(Saved entries)
--------------------------------------------------
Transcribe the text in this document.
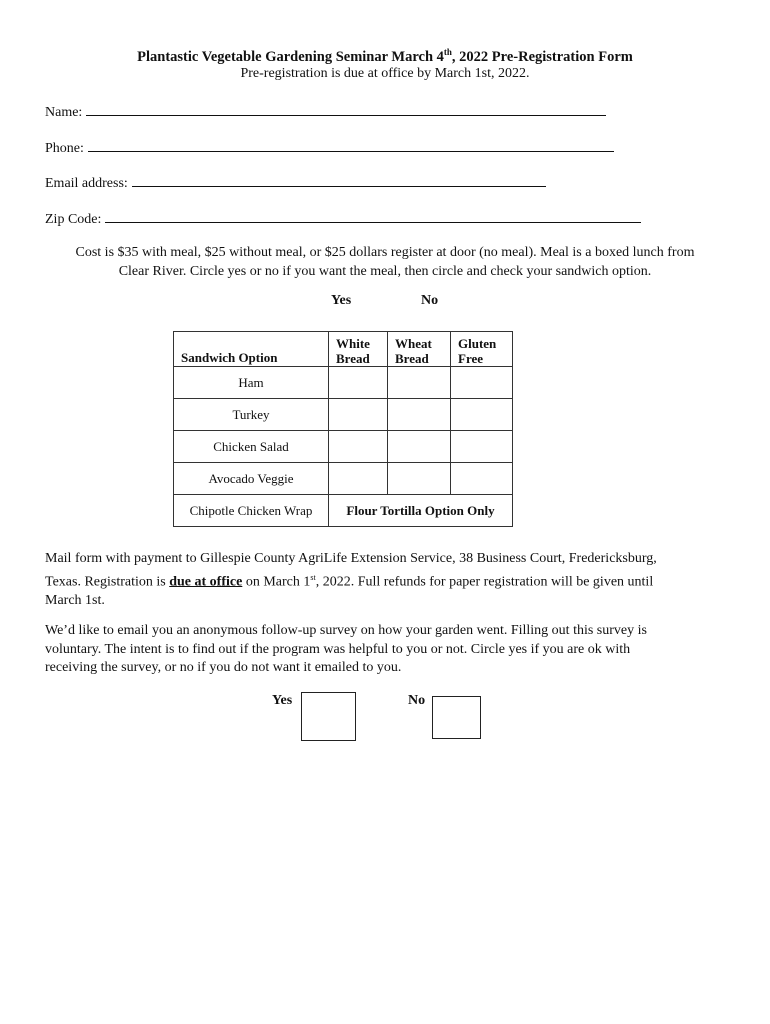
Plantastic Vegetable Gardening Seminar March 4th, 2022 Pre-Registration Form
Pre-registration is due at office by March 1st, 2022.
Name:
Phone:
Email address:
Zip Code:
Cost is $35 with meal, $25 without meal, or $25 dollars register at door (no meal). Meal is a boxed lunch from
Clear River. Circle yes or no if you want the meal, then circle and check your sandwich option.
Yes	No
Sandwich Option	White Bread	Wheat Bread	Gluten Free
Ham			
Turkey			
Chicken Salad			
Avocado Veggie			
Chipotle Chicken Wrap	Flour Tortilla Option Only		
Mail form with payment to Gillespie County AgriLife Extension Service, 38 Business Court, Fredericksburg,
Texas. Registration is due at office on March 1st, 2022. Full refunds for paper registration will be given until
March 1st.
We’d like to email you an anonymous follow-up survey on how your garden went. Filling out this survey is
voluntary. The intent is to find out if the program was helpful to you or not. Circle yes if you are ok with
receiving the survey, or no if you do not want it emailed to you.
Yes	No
--------------------------------------------------
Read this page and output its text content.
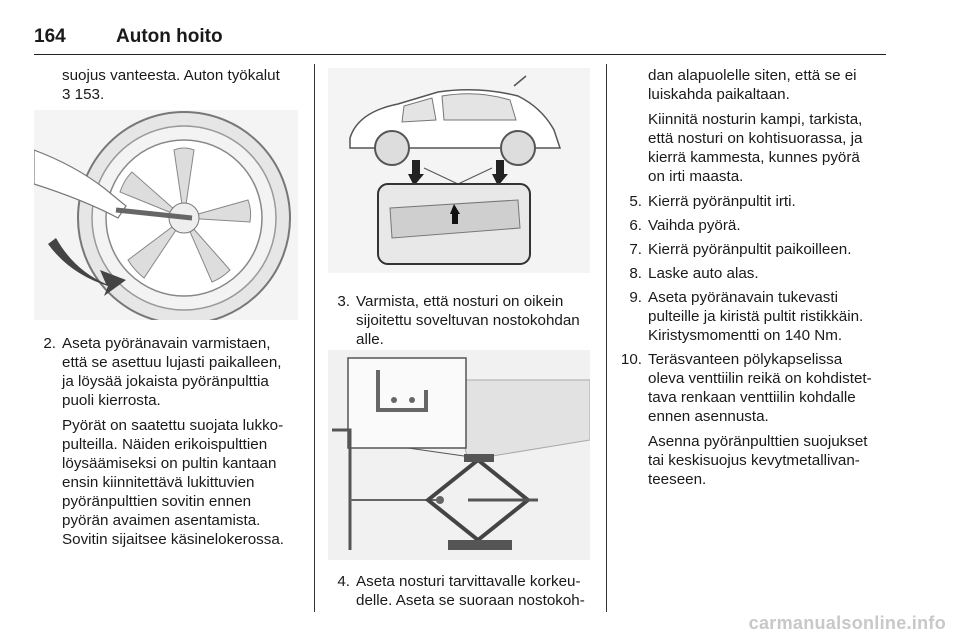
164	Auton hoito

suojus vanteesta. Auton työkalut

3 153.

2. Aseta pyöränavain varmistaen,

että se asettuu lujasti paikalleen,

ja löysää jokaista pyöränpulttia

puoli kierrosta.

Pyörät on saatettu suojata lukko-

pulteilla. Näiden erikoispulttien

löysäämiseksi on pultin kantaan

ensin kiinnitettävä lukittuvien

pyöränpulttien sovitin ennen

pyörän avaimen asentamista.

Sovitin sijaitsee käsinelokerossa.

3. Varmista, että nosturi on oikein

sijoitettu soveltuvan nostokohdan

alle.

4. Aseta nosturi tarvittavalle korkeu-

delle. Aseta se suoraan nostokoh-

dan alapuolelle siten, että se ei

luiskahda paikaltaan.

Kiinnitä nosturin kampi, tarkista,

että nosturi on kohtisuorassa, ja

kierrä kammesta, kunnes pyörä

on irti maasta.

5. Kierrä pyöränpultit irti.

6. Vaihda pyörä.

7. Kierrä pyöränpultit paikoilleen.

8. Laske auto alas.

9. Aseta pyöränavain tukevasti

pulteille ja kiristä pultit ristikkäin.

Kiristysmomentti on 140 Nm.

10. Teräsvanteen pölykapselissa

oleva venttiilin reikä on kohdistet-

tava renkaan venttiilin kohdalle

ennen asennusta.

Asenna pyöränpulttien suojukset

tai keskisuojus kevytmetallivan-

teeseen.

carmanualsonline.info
--------------------------------------------------
§ **THE TASK**: Using the listing, collect all lines in which the string "survey" is found.

§ **SOLUTION FOR THIS PROBLEM**:
We’d like to email you an anonymous follow-up survey on how your garden went. Filling out this survey is
receiving the survey, or no if you do not want it emailed to you.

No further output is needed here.